— Start RECORDS TO USE —

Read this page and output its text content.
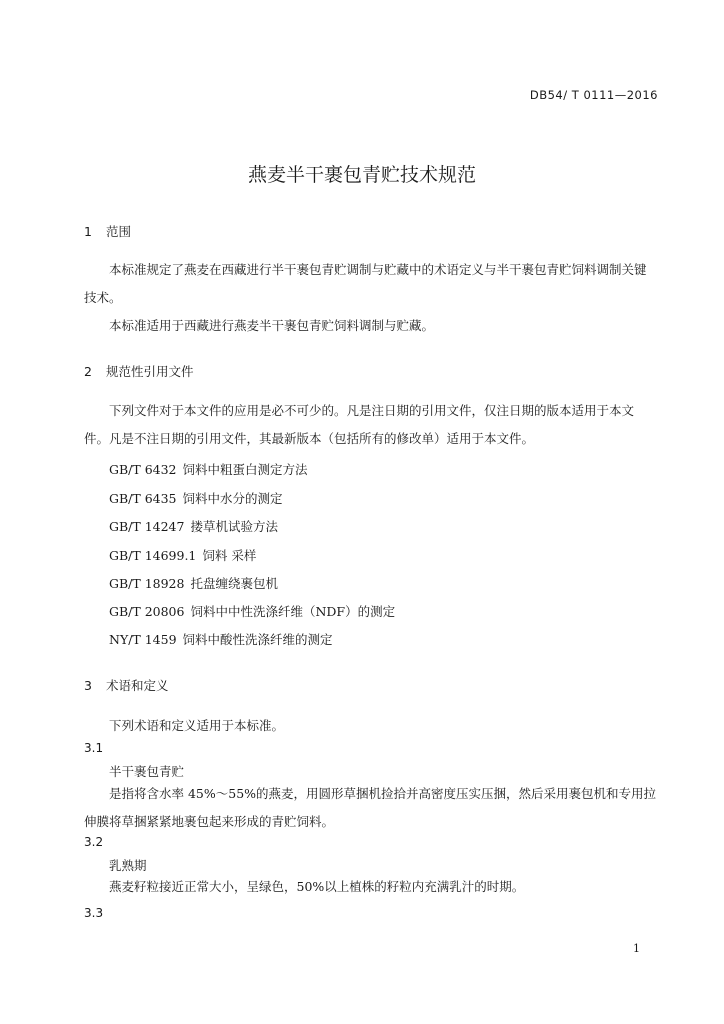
DB54/ T 0111—2016
燕麦半干裹包青贮技术规范
1 范围
本标准规定了燕麦在西藏进行半干裹包青贮调制与贮藏中的术语定义与半干裹包青贮饲料调制关键技术。
本标准适用于西藏进行燕麦半干裹包青贮饲料调制与贮藏。
2 规范性引用文件
下列文件对于本文件的应用是必不可少的。凡是注日期的引用文件，仅注日期的版本适用于本文件。凡是不注日期的引用文件，其最新版本（包括所有的修改单）适用于本文件。
GB/T 6432 饲料中粗蛋白测定方法
GB/T 6435 饲料中水分的测定
GB/T 14247 搂草机试验方法
GB/T 14699.1 饲料 采样
GB/T 18928 托盘缠绕裹包机
GB/T 20806 饲料中中性洗涤纤维（NDF）的测定
NY/T 1459 饲料中酸性洗涤纤维的测定
3 术语和定义
下列术语和定义适用于本标准。
3.1
半干裹包青贮
是指将含水率 45%～55%的燕麦，用圆形草捆机捡拾并高密度压实压捆，然后采用裹包机和专用拉伸膜将草捆紧紧地裹包起来形成的青贮饲料。
3.2
乳熟期
燕麦籽粒接近正常大小，呈绿色，50%以上植株的籽粒内充满乳汁的时期。
3.3
1
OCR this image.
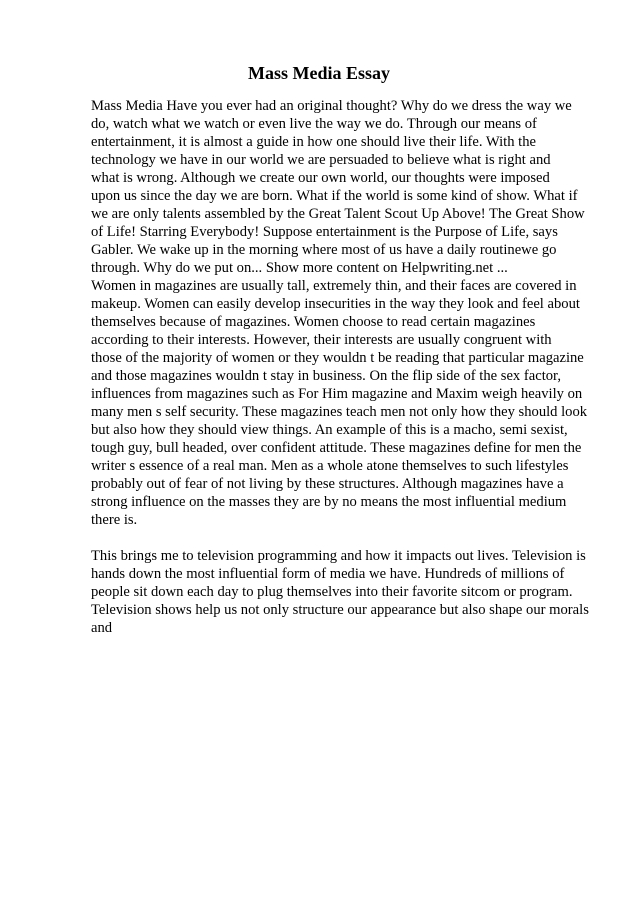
Mass Media Essay
Mass Media Have you ever had an original thought? Why do we dress the way we
do, watch what we watch or even live the way we do. Through our means of
entertainment, it is almost a guide in how one should live their life. With the
technology we have in our world we are persuaded to believe what is right and
what is wrong. Although we create our own world, our thoughts were imposed
upon us since the day we are born. What if the world is some kind of show. What if
we are only talents assembled by the Great Talent Scout Up Above! The Great Show
of Life! Starring Everybody! Suppose entertainment is the Purpose of Life, says
Gabler. We wake up in the morning where most of us have a daily routinewe go
through. Why do we put on... Show more content on Helpwriting.net ...
Women in magazines are usually tall, extremely thin, and their faces are covered in
makeup. Women can easily develop insecurities in the way they look and feel about
themselves because of magazines. Women choose to read certain magazines
according to their interests. However, their interests are usually congruent with
those of the majority of women or they wouldn t be reading that particular magazine
and those magazines wouldn t stay in business. On the flip side of the sex factor,
influences from magazines such as For Him magazine and Maxim weigh heavily on
many men s self security. These magazines teach men not only how they should look
but also how they should view things. An example of this is a macho, semi sexist,
tough guy, bull headed, over confident attitude. These magazines define for men the
writer s essence of a real man. Men as a whole atone themselves to such lifestyles
probably out of fear of not living by these structures. Although magazines have a
strong influence on the masses they are by no means the most influential medium
there is.
This brings me to television programming and how it impacts out lives. Television is
hands down the most influential form of media we have. Hundreds of millions of
people sit down each day to plug themselves into their favorite sitcom or program.
Television shows help us not only structure our appearance but also shape our morals
and
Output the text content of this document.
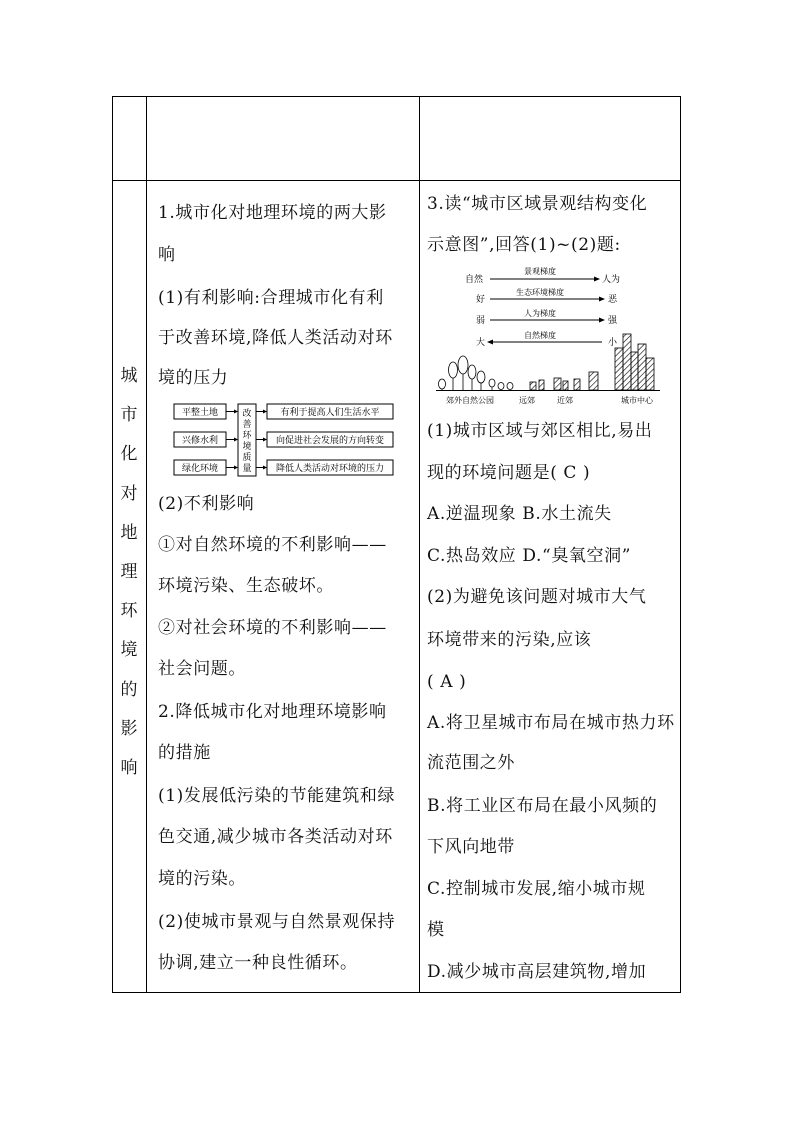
城
市
化
对
地
理
环
境
的
影
响
1.城市化对地理环境的两大影
响
(1)有利影响:合理城市化有利
于改善环境,降低人类活动对环
境的压力
平整土地
兴修水利
绿化环境
有利于提高人们生活水平
向促进社会发展的方向转变
降低人类活动对环境的压力
改
善
环
境
质
量
(2)不利影响
①对自然环境的不利影响——
环境污染、生态破坏。
②对社会环境的不利影响——
社会问题。
2.降低城市化对地理环境影响
的措施
(1)发展低污染的节能建筑和绿
色交通,减少城市各类活动对环
境的污染。
(2)使城市景观与自然景观保持
协调,建立一种良性循环。
3.读“城市区域景观结构变化
示意图”,回答(1)~(2)题:
自然
好
弱
大
人为
恶
强
小
景观梯度
生态环境梯度
人为梯度
自然梯度
郊外自然公园	远郊	近郊	城市中心
(1)城市区域与郊区相比,易出
现的环境问题是( C )
A.逆温现象 B.水土流失
C.热岛效应 D.“臭氧空洞”
(2)为避免该问题对城市大气
环境带来的污染,应该
( A )
A.将卫星城市布局在城市热力环
流范围之外
B.将工业区布局在最小风频的
下风向地带
C.控制城市发展,缩小城市规
模
D.减少城市高层建筑物,增加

— End RECORDS TO USE —

## WHAT TO PRODUCE
Each record above is to be restated exactly, with its pictures removed from the copy.

## RESPONSE
Read this page and output its text content.
DB54/ T 0111—2016
燕麦半干裹包青贮技术规范
1 范围
本标准规定了燕麦在西藏进行半干裹包青贮调制与贮藏中的术语定义与半干裹包青贮饲料调制关键技术。
本标准适用于西藏进行燕麦半干裹包青贮饲料调制与贮藏。
2 规范性引用文件
下列文件对于本文件的应用是必不可少的。凡是注日期的引用文件，仅注日期的版本适用于本文件。凡是不注日期的引用文件，其最新版本（包括所有的修改单）适用于本文件。
GB/T 6432 饲料中粗蛋白测定方法
GB/T 6435 饲料中水分的测定
GB/T 14247 搂草机试验方法
GB/T 14699.1 饲料 采样
GB/T 18928 托盘缠绕裹包机
GB/T 20806 饲料中中性洗涤纤维（NDF）的测定
NY/T 1459 饲料中酸性洗涤纤维的测定
3 术语和定义
下列术语和定义适用于本标准。
3.1
半干裹包青贮
是指将含水率 45%～55%的燕麦，用圆形草捆机捡拾并高密度压实压捆，然后采用裹包机和专用拉伸膜将草捆紧紧地裹包起来形成的青贮饲料。
3.2
乳熟期
燕麦籽粒接近正常大小，呈绿色，50%以上植株的籽粒内充满乳汁的时期。
3.3
1
OCR this image.
Mass Media Essay
Mass Media Have you ever had an original thought? Why do we dress the way we
do, watch what we watch or even live the way we do. Through our means of
entertainment, it is almost a guide in how one should live their life. With the
technology we have in our world we are persuaded to believe what is right and
what is wrong. Although we create our own world, our thoughts were imposed
upon us since the day we are born. What if the world is some kind of show. What if
we are only talents assembled by the Great Talent Scout Up Above! The Great Show
of Life! Starring Everybody! Suppose entertainment is the Purpose of Life, says
Gabler. We wake up in the morning where most of us have a daily routinewe go
through. Why do we put on... Show more content on Helpwriting.net ...
Women in magazines are usually tall, extremely thin, and their faces are covered in
makeup. Women can easily develop insecurities in the way they look and feel about
themselves because of magazines. Women choose to read certain magazines
according to their interests. However, their interests are usually congruent with
those of the majority of women or they wouldn t be reading that particular magazine
and those magazines wouldn t stay in business. On the flip side of the sex factor,
influences from magazines such as For Him magazine and Maxim weigh heavily on
many men s self security. These magazines teach men not only how they should look
but also how they should view things. An example of this is a macho, semi sexist,
tough guy, bull headed, over confident attitude. These magazines define for men the
writer s essence of a real man. Men as a whole atone themselves to such lifestyles
probably out of fear of not living by these structures. Although magazines have a
strong influence on the masses they are by no means the most influential medium
there is.
This brings me to television programming and how it impacts out lives. Television is
hands down the most influential form of media we have. Hundreds of millions of
people sit down each day to plug themselves into their favorite sitcom or program.
Television shows help us not only structure our appearance but also shape our morals
and
Output the text content of this document.
城
市
化
对
地
理
环
境
的
影
响
1.城市化对地理环境的两大影
响
(1)有利影响:合理城市化有利
于改善环境,降低人类活动对环
境的压力
平整土地
兴修水利
绿化环境
有利于提高人们生活水平
向促进社会发展的方向转变
降低人类活动对环境的压力
改
善
环
境
质
量
(2)不利影响
①对自然环境的不利影响——
环境污染、生态破坏。
②对社会环境的不利影响——
社会问题。
2.降低城市化对地理环境影响
的措施
(1)发展低污染的节能建筑和绿
色交通,减少城市各类活动对环
境的污染。
(2)使城市景观与自然景观保持
协调,建立一种良性循环。
3.读“城市区域景观结构变化
示意图”,回答(1)~(2)题:
自然
好
弱
大
人为
恶
强
小
景观梯度
生态环境梯度
人为梯度
自然梯度
郊外自然公园	远郊	近郊	城市中心
(1)城市区域与郊区相比,易出
现的环境问题是( C )
A.逆温现象 B.水土流失
C.热岛效应 D.“臭氧空洞”
(2)为避免该问题对城市大气
环境带来的污染,应该
( A )
A.将卫星城市布局在城市热力环
流范围之外
B.将工业区布局在最小风频的
下风向地带
C.控制城市发展,缩小城市规
模
D.减少城市高层建筑物,增加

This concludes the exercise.